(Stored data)
────

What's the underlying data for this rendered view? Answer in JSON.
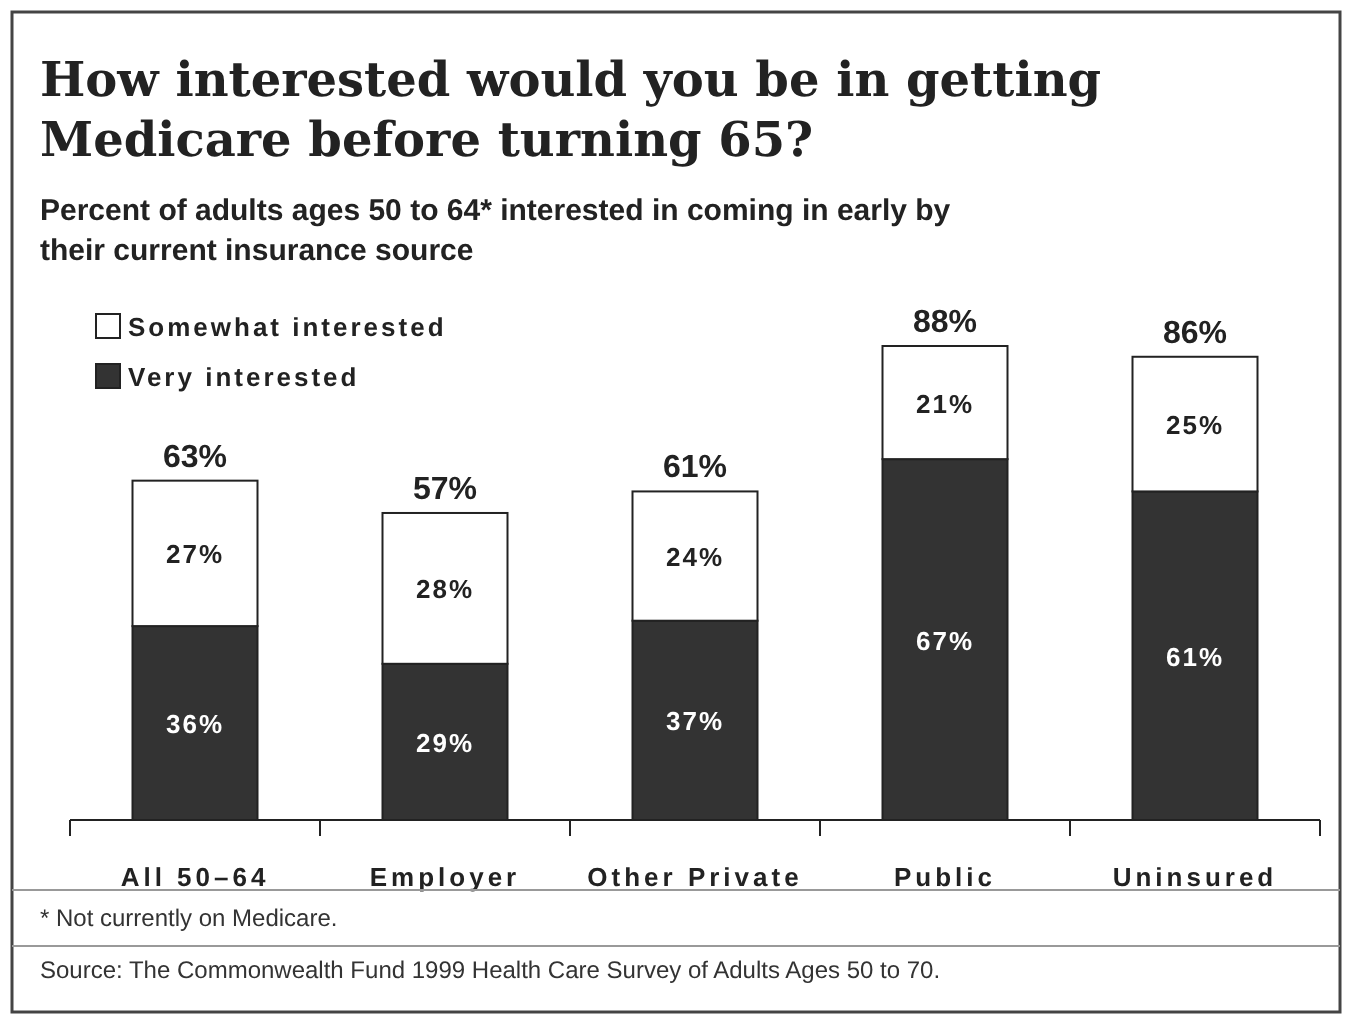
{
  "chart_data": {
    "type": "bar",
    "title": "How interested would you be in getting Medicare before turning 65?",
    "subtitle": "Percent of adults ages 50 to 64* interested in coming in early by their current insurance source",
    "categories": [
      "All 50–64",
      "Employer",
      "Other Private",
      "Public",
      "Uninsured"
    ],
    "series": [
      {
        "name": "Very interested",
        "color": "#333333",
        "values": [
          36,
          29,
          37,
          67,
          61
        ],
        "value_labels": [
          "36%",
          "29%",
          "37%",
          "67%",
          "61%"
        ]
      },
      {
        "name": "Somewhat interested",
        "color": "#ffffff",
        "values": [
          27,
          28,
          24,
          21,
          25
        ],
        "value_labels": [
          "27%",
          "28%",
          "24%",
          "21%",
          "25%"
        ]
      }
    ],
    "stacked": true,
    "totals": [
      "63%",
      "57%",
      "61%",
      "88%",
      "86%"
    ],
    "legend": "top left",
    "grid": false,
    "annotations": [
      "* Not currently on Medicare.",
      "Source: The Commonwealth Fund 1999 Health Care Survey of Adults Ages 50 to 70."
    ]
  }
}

────

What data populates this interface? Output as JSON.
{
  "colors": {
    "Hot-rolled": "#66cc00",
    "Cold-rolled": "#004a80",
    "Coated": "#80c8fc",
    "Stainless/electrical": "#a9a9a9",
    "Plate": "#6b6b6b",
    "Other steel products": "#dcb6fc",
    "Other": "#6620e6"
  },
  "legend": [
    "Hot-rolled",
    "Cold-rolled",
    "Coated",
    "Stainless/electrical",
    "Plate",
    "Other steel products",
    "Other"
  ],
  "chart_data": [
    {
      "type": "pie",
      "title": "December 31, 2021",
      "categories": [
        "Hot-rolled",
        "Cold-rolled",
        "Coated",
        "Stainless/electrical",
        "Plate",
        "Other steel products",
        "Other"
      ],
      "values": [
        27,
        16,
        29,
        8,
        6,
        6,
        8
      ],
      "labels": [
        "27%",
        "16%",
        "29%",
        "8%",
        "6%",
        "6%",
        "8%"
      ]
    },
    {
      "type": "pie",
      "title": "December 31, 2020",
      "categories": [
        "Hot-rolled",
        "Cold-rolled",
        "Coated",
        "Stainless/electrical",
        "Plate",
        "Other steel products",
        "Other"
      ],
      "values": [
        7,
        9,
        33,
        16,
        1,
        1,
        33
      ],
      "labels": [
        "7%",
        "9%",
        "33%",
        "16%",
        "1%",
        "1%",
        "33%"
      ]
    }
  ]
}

────

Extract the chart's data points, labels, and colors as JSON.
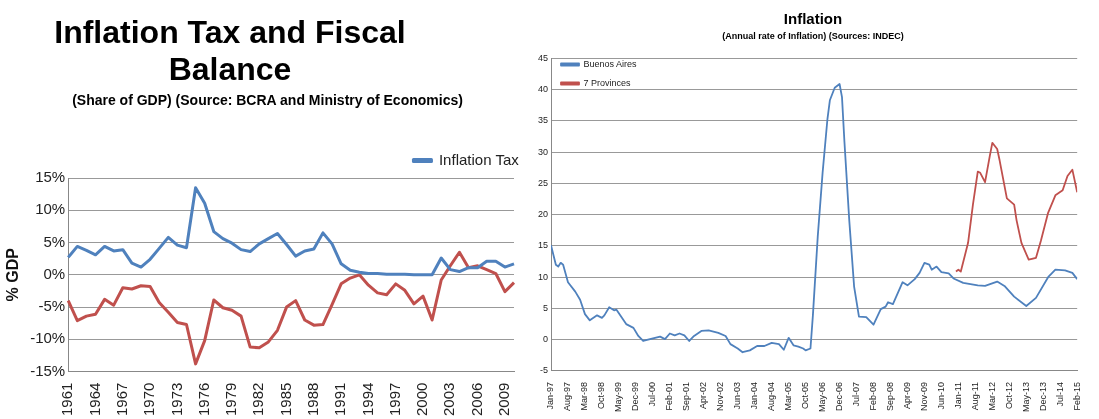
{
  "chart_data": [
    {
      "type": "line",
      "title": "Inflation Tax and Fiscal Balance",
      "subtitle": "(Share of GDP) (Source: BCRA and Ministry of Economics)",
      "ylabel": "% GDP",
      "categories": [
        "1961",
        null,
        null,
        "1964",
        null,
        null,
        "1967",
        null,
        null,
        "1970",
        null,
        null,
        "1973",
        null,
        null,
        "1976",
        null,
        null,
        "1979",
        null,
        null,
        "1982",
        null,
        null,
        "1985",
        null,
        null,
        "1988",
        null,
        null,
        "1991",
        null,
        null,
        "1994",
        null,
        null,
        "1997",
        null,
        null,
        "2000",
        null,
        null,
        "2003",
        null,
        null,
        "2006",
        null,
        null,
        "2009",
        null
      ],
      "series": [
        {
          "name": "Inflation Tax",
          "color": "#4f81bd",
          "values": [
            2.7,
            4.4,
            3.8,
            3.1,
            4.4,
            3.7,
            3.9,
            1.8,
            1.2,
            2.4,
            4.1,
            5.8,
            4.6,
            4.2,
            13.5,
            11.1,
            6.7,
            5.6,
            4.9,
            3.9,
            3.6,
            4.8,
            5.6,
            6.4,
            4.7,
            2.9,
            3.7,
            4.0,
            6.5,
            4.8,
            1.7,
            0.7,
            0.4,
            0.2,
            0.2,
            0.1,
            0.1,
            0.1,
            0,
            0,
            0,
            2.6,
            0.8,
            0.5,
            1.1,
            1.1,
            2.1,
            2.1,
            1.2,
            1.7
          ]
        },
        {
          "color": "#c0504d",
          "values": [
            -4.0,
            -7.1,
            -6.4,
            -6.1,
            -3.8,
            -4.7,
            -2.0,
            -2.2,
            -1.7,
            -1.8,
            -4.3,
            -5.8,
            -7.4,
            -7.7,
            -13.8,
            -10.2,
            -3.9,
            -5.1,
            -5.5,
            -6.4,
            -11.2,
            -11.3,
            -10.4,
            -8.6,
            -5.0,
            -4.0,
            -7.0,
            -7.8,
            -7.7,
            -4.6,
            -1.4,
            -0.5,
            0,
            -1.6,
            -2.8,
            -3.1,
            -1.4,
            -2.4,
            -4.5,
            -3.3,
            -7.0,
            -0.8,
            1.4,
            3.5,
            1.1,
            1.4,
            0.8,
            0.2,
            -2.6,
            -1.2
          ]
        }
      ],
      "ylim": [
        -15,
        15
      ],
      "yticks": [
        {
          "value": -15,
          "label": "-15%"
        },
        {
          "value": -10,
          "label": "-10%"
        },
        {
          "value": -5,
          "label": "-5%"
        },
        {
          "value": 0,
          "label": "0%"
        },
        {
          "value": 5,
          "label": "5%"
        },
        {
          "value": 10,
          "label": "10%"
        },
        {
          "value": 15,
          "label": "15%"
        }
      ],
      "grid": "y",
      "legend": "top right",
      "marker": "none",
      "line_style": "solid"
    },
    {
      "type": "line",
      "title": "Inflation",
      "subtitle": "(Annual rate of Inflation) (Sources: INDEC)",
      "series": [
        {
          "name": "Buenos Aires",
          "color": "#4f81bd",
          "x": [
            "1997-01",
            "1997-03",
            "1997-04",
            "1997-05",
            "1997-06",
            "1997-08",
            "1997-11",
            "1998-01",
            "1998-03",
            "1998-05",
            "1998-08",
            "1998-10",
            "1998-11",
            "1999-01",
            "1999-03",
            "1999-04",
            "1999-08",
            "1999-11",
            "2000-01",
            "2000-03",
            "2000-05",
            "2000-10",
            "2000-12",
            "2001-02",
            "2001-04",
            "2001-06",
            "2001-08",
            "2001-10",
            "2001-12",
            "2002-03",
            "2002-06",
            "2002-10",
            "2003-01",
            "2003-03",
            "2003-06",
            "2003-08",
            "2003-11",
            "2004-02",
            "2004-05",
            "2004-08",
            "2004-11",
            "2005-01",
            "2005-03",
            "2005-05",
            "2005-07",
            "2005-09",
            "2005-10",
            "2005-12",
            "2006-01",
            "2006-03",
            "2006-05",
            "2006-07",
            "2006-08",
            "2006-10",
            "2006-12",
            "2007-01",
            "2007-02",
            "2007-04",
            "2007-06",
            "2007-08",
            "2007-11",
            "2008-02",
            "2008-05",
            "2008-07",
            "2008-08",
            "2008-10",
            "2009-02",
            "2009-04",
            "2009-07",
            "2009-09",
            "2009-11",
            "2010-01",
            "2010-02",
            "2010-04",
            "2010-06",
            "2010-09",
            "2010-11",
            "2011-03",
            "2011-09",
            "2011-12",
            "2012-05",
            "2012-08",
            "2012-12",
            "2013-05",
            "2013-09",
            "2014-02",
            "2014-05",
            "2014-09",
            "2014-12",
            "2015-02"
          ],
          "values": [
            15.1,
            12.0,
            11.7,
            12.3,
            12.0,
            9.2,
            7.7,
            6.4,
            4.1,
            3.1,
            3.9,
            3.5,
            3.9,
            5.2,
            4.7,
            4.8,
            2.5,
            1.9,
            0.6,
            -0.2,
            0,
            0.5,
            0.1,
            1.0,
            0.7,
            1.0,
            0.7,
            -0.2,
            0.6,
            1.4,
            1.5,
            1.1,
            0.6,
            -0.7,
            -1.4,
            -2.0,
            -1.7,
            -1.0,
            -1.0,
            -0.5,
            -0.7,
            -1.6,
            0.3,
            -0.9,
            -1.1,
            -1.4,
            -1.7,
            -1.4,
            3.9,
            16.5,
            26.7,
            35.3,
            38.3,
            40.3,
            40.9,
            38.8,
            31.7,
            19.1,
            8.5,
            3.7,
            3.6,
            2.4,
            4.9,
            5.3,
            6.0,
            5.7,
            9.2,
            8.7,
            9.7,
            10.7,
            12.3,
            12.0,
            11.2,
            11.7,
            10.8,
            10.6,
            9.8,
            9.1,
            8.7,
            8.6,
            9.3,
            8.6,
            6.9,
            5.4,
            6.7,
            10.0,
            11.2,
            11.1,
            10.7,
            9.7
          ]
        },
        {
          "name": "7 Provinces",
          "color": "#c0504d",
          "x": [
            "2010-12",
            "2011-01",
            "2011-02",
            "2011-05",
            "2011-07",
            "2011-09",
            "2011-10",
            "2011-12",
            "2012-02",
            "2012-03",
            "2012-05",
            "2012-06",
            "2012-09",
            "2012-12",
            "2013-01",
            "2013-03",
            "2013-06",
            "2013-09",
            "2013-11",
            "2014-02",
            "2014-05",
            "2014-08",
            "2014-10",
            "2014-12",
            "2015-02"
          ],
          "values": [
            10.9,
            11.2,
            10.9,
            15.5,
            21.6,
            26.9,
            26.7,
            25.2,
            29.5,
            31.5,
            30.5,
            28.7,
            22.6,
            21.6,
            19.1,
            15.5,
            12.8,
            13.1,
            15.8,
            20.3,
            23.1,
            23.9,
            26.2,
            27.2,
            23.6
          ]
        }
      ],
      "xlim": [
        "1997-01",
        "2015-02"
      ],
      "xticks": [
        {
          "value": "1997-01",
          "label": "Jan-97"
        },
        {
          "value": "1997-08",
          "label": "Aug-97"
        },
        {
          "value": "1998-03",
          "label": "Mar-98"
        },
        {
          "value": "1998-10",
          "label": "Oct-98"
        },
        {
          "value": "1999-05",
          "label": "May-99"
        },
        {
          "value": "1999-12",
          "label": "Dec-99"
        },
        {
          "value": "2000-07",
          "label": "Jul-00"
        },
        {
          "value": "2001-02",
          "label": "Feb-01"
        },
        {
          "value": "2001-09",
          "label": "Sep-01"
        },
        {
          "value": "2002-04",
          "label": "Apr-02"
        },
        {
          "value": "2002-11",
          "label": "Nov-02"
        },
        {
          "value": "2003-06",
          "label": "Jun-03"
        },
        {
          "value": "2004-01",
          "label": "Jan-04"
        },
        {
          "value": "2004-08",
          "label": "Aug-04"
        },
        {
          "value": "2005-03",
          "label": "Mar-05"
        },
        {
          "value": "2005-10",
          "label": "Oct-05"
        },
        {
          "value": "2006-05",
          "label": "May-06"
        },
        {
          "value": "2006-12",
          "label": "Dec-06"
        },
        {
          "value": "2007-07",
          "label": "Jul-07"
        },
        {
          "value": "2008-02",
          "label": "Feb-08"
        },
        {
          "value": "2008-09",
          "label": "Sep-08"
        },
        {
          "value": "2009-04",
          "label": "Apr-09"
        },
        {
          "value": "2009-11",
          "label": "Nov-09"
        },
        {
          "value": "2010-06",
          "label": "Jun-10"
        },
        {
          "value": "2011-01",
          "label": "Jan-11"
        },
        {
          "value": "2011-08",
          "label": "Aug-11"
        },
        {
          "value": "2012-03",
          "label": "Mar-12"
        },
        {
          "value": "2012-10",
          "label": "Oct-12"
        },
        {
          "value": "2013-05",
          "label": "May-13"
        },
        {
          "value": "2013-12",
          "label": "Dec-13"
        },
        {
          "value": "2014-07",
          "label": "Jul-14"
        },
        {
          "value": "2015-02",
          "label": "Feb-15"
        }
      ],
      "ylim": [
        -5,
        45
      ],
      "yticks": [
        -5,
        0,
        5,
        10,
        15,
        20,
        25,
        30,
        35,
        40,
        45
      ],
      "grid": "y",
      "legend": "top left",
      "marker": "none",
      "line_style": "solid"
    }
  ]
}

────

Stated problem:
Identify which lines contain the word "this" and copy each one.

Response to the exercise:
What's the underlying data for this rendered view? Answer in JSON.
What data populates this interface? Output as JSON.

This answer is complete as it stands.